### 課題
以下にある映画『転校生』のリメイク版についての文章から、「小林聡美ちゃんのあっけらかんとしたキャラが印象的で」から「意味をもって切り取られているようだ。」までの部分を一字も変えずに書き写してください。

### 本文抜粋
────────

映画館を出たら
なんとなく熱っぽかった。

風邪をひいたわけではない。

好きな作品に出会うと
たまぁ~に
身体が火照ったようになるのだ。


『転校生』といえば、
『時をかける少女』
『さびしんぼう』と並ぶ
大林宣彦監督の尾道三部作の一本。

小林聡美ちゃんのあっけらかんとしたキャラが印象的で
青春映画としては唯一無二の特異な作品だ。

その作品のリメイクということで
期待半分、不安半分な気持ちだった。


まず印象的なのが、斜に構えた画角。
水平に構えるのが基本であるカメラワークを
敢えて斜にこだわって映し出す。

これによって、平凡な風景さえも
意味をもって切り取られているようだ。

僕も、写真を撮る際には
敢えて斜めにして写したりするのだが
これによって画面の隅々にまで気を配ることができ
ただ普通に写すよりも
緊張感ある、いい写真になることが多い。

これを映像で、それもかなりの時間を費やすと
観るのに疲れるのではないかとも思うのだが
そうならない微妙な配分で、効果的に使われていた。


今回の舞台は、尾道ではなく信州。
森田直幸くん演じる
主役の一夫が尾道から引っ越してくるという設定だ。

もう一人の主役、一美を演じる蓮佛美沙子ちゃん。
いやぁ~、またいい役者さんを選びましたねぇ~!

────────

### 提供資料
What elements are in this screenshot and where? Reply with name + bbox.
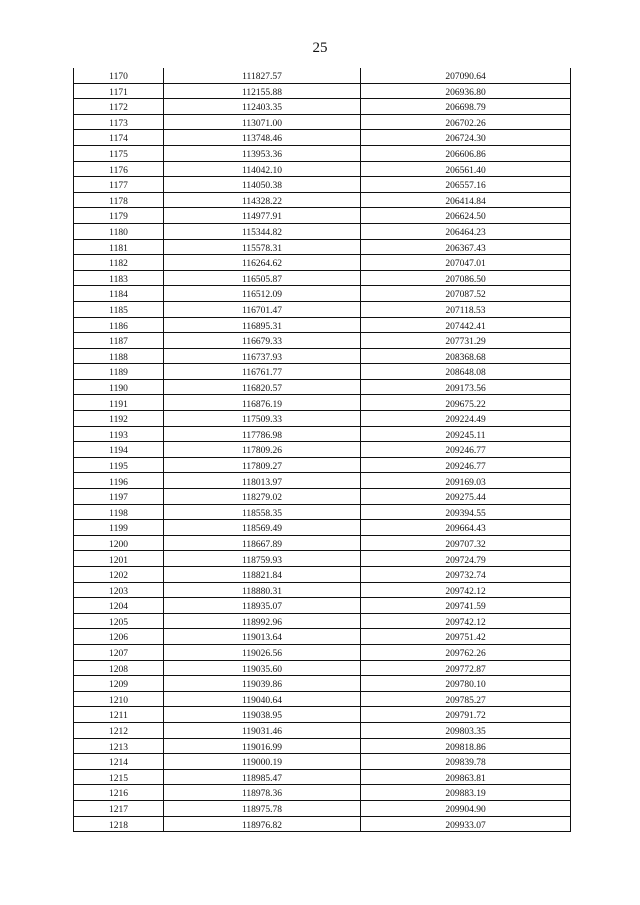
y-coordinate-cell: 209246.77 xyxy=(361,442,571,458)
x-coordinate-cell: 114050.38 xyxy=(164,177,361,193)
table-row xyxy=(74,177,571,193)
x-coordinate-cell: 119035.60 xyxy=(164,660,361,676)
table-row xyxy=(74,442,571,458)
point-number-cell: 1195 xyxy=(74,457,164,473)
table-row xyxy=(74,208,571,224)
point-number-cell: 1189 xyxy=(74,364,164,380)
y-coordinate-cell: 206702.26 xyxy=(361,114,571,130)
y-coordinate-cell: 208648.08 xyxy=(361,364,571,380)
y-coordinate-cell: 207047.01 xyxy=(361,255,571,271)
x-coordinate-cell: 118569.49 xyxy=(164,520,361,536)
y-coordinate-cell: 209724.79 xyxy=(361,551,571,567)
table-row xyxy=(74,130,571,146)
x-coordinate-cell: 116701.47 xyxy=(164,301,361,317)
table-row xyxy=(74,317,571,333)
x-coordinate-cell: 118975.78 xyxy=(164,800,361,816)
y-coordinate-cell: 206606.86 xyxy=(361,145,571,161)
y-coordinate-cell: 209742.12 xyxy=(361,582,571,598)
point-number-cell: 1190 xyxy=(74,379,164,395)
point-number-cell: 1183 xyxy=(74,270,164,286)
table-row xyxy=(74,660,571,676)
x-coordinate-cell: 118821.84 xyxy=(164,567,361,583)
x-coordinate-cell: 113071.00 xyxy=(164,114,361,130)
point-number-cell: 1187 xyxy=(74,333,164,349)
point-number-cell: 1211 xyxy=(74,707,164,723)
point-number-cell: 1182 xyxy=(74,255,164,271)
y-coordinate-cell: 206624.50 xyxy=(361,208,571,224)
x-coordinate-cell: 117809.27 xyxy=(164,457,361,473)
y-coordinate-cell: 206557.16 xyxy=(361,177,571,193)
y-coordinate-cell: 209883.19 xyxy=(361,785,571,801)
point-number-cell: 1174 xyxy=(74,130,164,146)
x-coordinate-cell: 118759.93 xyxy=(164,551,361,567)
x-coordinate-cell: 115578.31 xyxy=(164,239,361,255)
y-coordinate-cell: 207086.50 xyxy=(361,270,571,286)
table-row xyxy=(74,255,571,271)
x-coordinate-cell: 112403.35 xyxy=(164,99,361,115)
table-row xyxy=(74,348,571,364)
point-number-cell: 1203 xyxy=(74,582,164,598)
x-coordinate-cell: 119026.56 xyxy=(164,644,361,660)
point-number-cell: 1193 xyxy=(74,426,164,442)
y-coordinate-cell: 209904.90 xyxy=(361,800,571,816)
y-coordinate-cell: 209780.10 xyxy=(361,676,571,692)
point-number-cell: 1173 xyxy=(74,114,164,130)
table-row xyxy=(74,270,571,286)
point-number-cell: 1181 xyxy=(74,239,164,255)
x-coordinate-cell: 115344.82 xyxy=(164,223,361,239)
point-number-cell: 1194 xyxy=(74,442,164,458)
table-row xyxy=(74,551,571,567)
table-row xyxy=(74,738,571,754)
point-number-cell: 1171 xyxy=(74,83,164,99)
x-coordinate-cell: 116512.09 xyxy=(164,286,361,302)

────────

### 解答
小林聡美ちゃんのあっけらかんとしたキャラが印象的で
青春映画としては唯一無二の特異な作品だ。

その作品のリメイクということで
期待半分、不安半分な気持ちだった。


まず印象的なのが、斜に構えた画角。
水平に構えるのが基本であるカメラワークを
敢えて斜にこだわって映し出す。

これによって、平凡な風景さえも
意味をもって切り取られているようだ。